SHORT EXERCISE: Go through the records and extract every line with the word "color".

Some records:
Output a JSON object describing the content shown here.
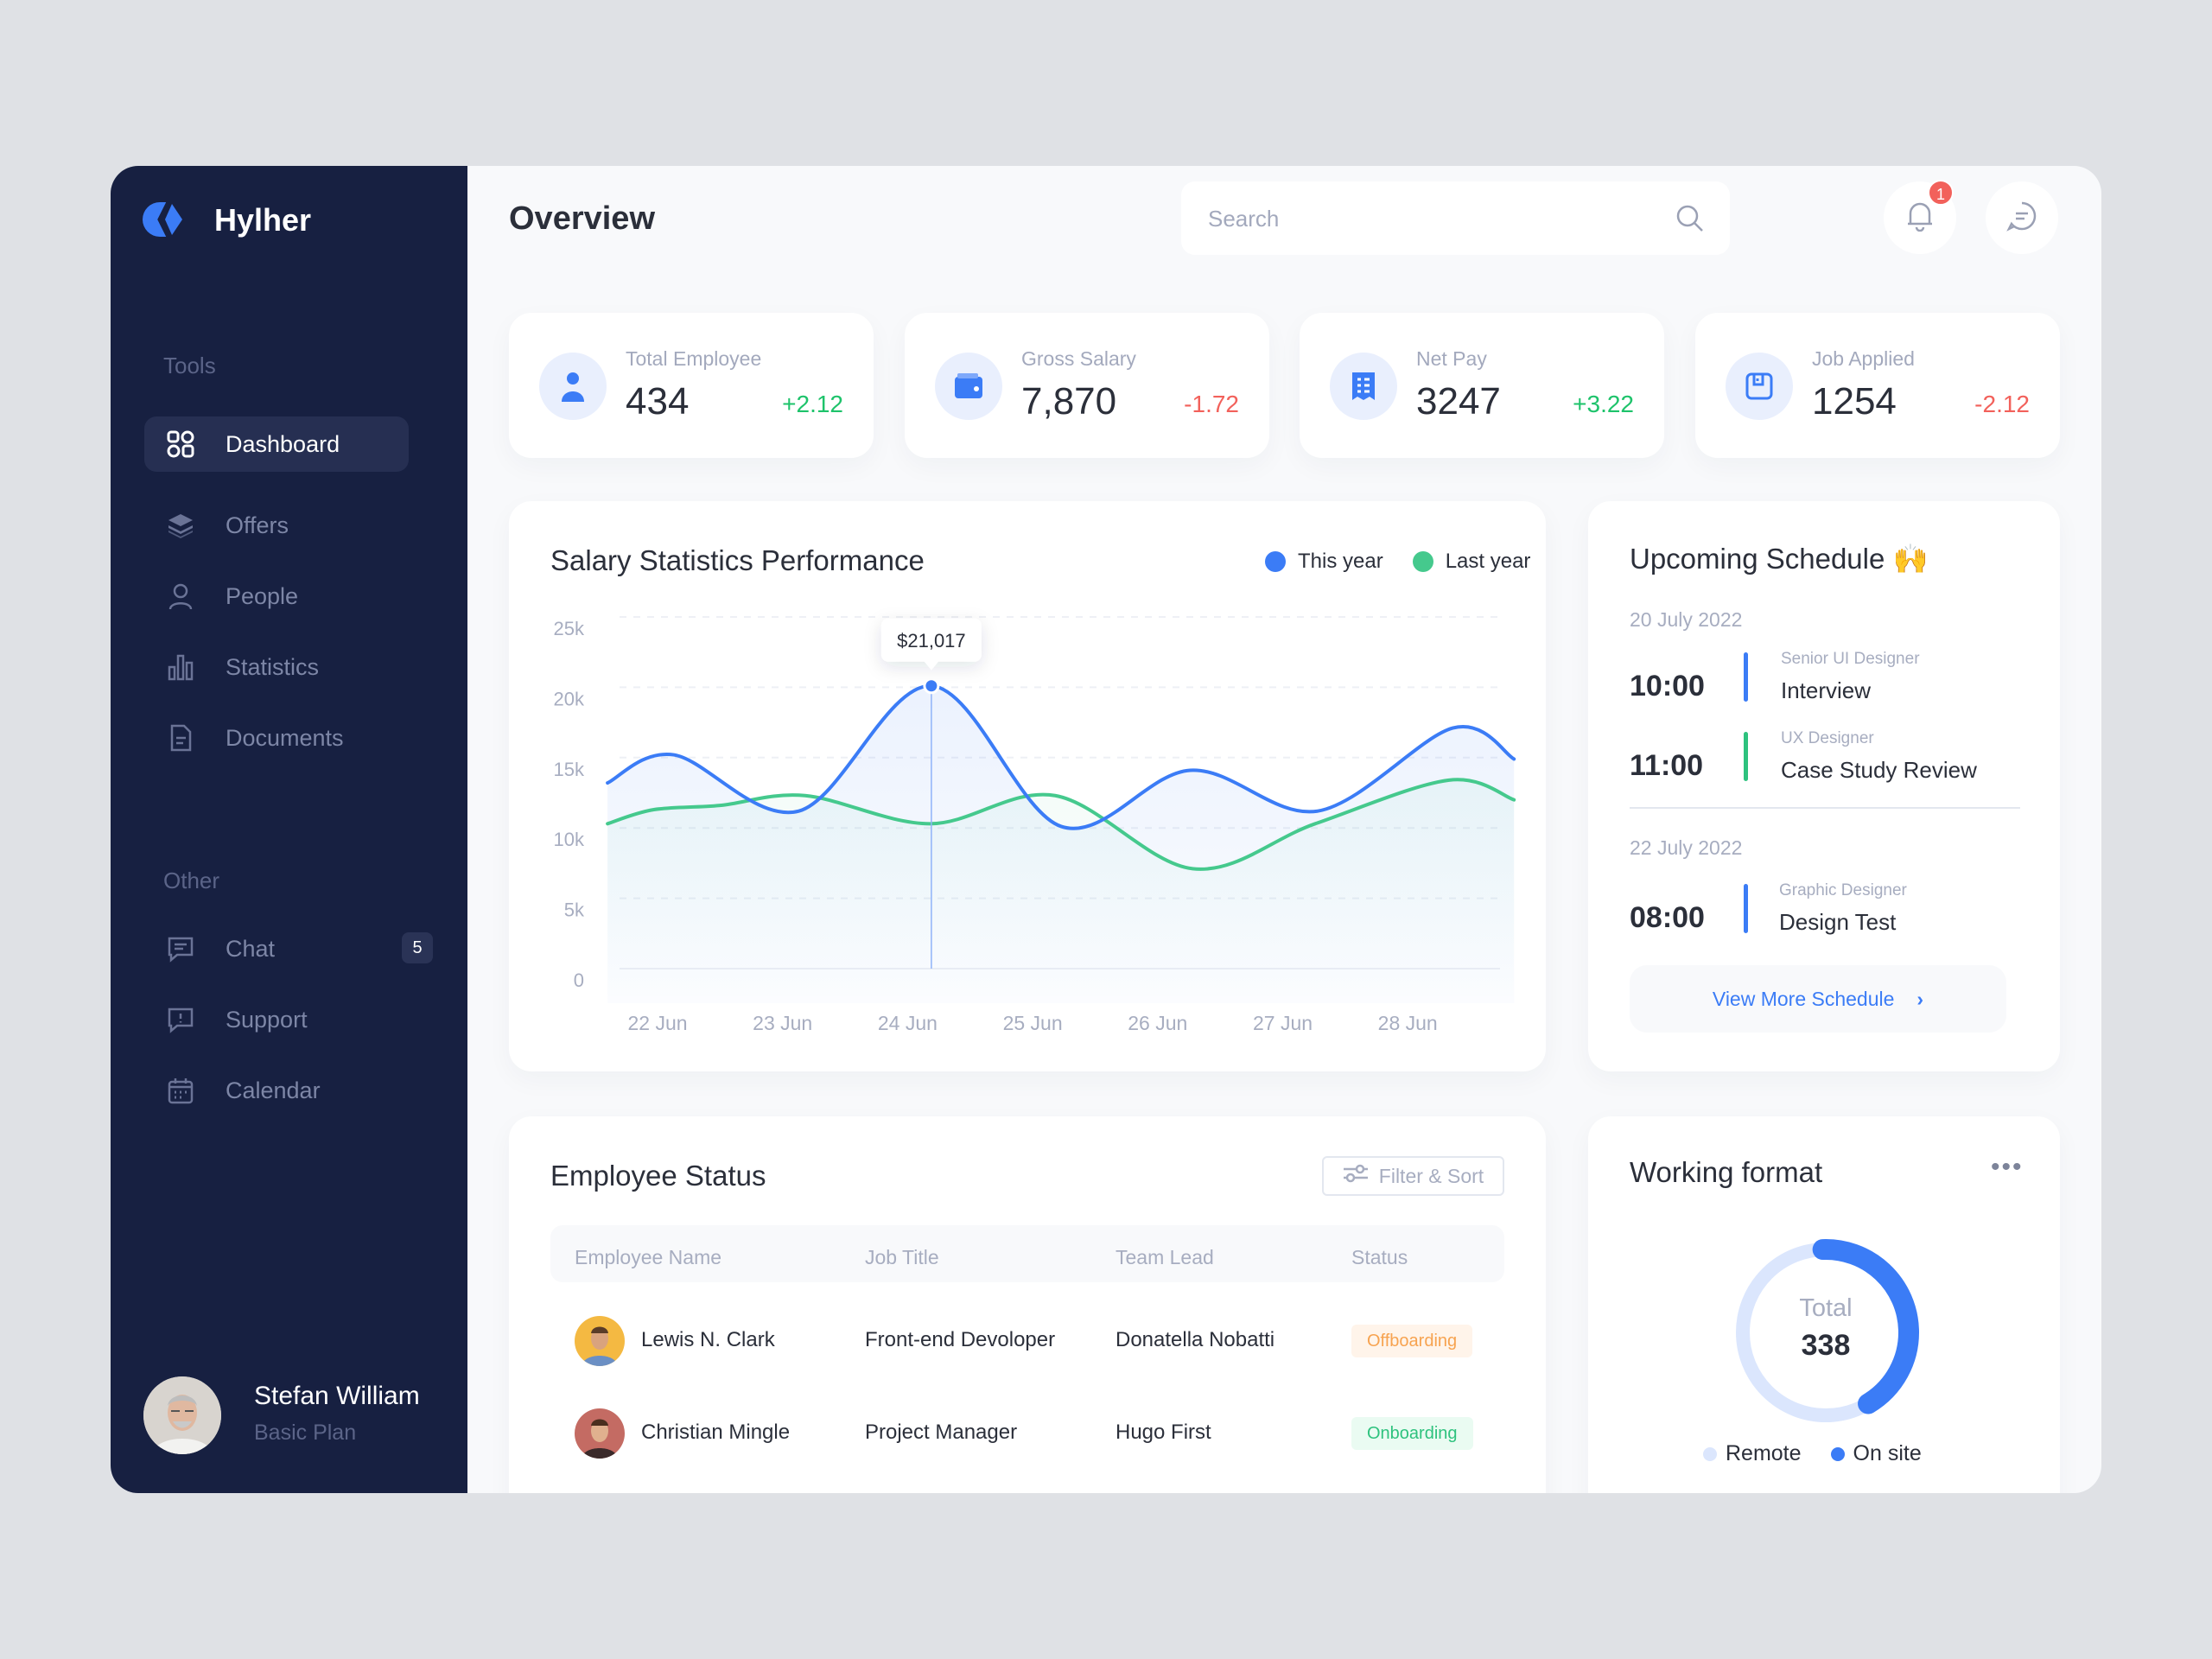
{
  "brand": {
    "name": "Hylher",
    "accent": "#3b7cf6"
  },
  "sidebar": {
    "sections": [
      {
        "label": "Tools"
      },
      {
        "label": "Other"
      }
    ],
    "items": [
      {
        "label": "Dashboard",
        "icon": "grid-icon",
        "active": true
      },
      {
        "label": "Offers",
        "icon": "layers-icon"
      },
      {
        "label": "People",
        "icon": "user-icon"
      },
      {
        "label": "Statistics",
        "icon": "bar-chart-icon"
      },
      {
        "label": "Documents",
        "icon": "document-icon"
      },
      {
        "label": "Chat",
        "icon": "chat-icon",
        "badge": "5"
      },
      {
        "label": "Support",
        "icon": "support-icon"
      },
      {
        "label": "Calendar",
        "icon": "calendar-icon"
      }
    ],
    "user": {
      "name": "Stefan William",
      "plan": "Basic Plan"
    }
  },
  "header": {
    "title": "Overview",
    "search_placeholder": "Search",
    "notification_count": "1"
  },
  "stats": [
    {
      "label": "Total Employee",
      "value": "434",
      "delta": "+2.12",
      "trend": "up",
      "icon": "user-icon"
    },
    {
      "label": "Gross Salary",
      "value": "7,870",
      "delta": "-1.72",
      "trend": "down",
      "icon": "wallet-icon"
    },
    {
      "label": "Net Pay",
      "value": "3247",
      "delta": "+3.22",
      "trend": "up",
      "icon": "receipt-icon"
    },
    {
      "label": "Job Applied",
      "value": "1254",
      "delta": "-2.12",
      "trend": "down",
      "icon": "save-icon"
    }
  ],
  "salary_chart": {
    "title": "Salary Statistics Performance",
    "tooltip": "$21,017",
    "chart_data": {
      "type": "area",
      "x_ticks": [
        "22 Jun",
        "23 Jun",
        "24 Jun",
        "25 Jun",
        "26 Jun",
        "27 Jun",
        "28 Jun"
      ],
      "y_ticks": [
        "0",
        "5k",
        "10k",
        "15k",
        "20k",
        "25k"
      ],
      "ylim": [
        0,
        25000
      ],
      "grid": true,
      "legend": "top-right",
      "series": [
        {
          "name": "This year",
          "color": "#3b7cf6",
          "points": [
            [
              21.6,
              13200
            ],
            [
              22.13,
              15200
            ],
            [
              23.13,
              11200
            ],
            [
              24.19,
              20100
            ],
            [
              25.23,
              10100
            ],
            [
              26.26,
              14100
            ],
            [
              27.28,
              11200
            ],
            [
              28.36,
              17100
            ],
            [
              28.85,
              14900
            ]
          ]
        },
        {
          "name": "Last year",
          "color": "#45c98d",
          "points": [
            [
              21.6,
              10300
            ],
            [
              21.97,
              11300
            ],
            [
              22.5,
              11600
            ],
            [
              23.18,
              12300
            ],
            [
              24.18,
              10300
            ],
            [
              25.18,
              12300
            ],
            [
              26.28,
              7100
            ],
            [
              27.26,
              10300
            ],
            [
              28.33,
              13400
            ],
            [
              28.85,
              12000
            ]
          ]
        }
      ]
    }
  },
  "schedule": {
    "title": "Upcoming Schedule 🙌",
    "days": [
      {
        "date": "20 July 2022",
        "events": [
          {
            "time": "10:00",
            "role": "Senior UI Designer",
            "title": "Interview",
            "color": "#3b7cf6"
          },
          {
            "time": "11:00",
            "role": "UX Designer",
            "title": "Case Study Review",
            "color": "#2ec27e"
          }
        ]
      },
      {
        "date": "22 July 2022",
        "events": [
          {
            "time": "08:00",
            "role": "Graphic Designer",
            "title": "Design Test",
            "color": "#3b7cf6"
          }
        ]
      }
    ],
    "view_more": "View More Schedule"
  },
  "employee_status": {
    "title": "Employee Status",
    "filter_label": "Filter & Sort",
    "columns": [
      "Employee Name",
      "Job Title",
      "Team Lead",
      "Status"
    ],
    "rows": [
      {
        "name": "Lewis N. Clark",
        "job": "Front-end Devoloper",
        "lead": "Donatella Nobatti",
        "status": "Offboarding"
      },
      {
        "name": "Christian Mingle",
        "job": "Project Manager",
        "lead": "Hugo First",
        "status": "Onboarding"
      }
    ]
  },
  "working_format": {
    "title": "Working format",
    "total_label": "Total",
    "total": "338",
    "onsite_fraction": 0.42,
    "legend": [
      {
        "label": "Remote",
        "color": "#dbe6fd"
      },
      {
        "label": "On site",
        "color": "#3b7cf6"
      }
    ]
  }
}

EXPECTED ANSWER:
          "color": "#3b7cf6",
          "color": "#45c98d",
            "color": "#3b7cf6"
            "color": "#2ec27e"
            "color": "#3b7cf6"
        "color": "#dbe6fd"
        "color": "#3b7cf6"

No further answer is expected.